• **EXERCISE**
Please return, character for character, the lines of the listing from its first line through the line containing "- progesterone-curve: [76, 401, 729, 528]", with both of those lines included.

-- Begin --

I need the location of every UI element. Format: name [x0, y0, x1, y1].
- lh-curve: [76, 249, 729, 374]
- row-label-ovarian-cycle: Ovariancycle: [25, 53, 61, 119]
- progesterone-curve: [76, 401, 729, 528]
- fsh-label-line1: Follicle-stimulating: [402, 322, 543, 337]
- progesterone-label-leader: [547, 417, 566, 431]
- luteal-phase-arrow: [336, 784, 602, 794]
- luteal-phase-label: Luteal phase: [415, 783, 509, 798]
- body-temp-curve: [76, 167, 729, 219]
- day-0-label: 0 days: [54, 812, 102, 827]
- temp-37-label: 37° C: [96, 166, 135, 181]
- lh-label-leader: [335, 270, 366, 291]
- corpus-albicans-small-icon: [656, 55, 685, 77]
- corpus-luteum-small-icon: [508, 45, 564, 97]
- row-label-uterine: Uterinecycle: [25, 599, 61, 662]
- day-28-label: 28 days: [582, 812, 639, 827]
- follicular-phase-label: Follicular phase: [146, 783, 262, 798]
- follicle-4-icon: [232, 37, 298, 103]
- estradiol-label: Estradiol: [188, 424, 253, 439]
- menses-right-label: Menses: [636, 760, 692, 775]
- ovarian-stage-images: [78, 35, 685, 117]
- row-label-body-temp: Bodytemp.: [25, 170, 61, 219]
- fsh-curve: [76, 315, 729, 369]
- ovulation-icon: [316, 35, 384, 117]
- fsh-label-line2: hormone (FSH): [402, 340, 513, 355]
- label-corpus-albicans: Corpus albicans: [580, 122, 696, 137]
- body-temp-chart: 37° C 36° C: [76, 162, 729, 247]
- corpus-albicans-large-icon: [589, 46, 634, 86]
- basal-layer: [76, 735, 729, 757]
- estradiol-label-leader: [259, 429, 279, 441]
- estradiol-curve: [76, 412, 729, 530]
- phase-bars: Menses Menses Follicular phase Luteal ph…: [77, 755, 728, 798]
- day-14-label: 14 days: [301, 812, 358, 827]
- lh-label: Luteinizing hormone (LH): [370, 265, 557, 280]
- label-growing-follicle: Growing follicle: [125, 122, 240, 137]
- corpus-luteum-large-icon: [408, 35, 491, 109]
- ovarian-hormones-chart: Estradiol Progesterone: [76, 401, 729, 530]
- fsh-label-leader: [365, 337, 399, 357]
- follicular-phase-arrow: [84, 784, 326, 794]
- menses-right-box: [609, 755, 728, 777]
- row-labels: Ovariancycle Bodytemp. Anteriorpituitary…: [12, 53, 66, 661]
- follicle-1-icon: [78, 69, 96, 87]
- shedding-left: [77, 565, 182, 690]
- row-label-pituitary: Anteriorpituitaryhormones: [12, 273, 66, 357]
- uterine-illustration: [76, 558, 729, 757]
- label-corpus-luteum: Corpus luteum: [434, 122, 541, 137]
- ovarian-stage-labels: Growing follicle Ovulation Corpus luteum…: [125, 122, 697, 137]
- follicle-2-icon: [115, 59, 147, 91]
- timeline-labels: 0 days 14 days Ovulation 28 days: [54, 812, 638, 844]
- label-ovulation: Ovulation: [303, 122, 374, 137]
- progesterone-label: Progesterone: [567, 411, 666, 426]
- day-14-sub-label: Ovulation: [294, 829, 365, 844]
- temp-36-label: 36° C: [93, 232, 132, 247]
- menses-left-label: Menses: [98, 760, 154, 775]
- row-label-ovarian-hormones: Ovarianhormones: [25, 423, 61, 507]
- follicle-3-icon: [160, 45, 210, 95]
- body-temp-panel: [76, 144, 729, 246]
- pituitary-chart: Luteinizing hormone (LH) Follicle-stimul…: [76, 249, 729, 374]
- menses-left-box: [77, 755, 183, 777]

-- End --

• **EXERCISE RESPONSE**
I need the location of every UI element. Format: name [x0, y0, x1, y1].
- lh-curve: [76, 249, 729, 374]
- row-label-ovarian-cycle: Ovariancycle: [25, 53, 61, 119]
- progesterone-curve: [76, 401, 729, 528]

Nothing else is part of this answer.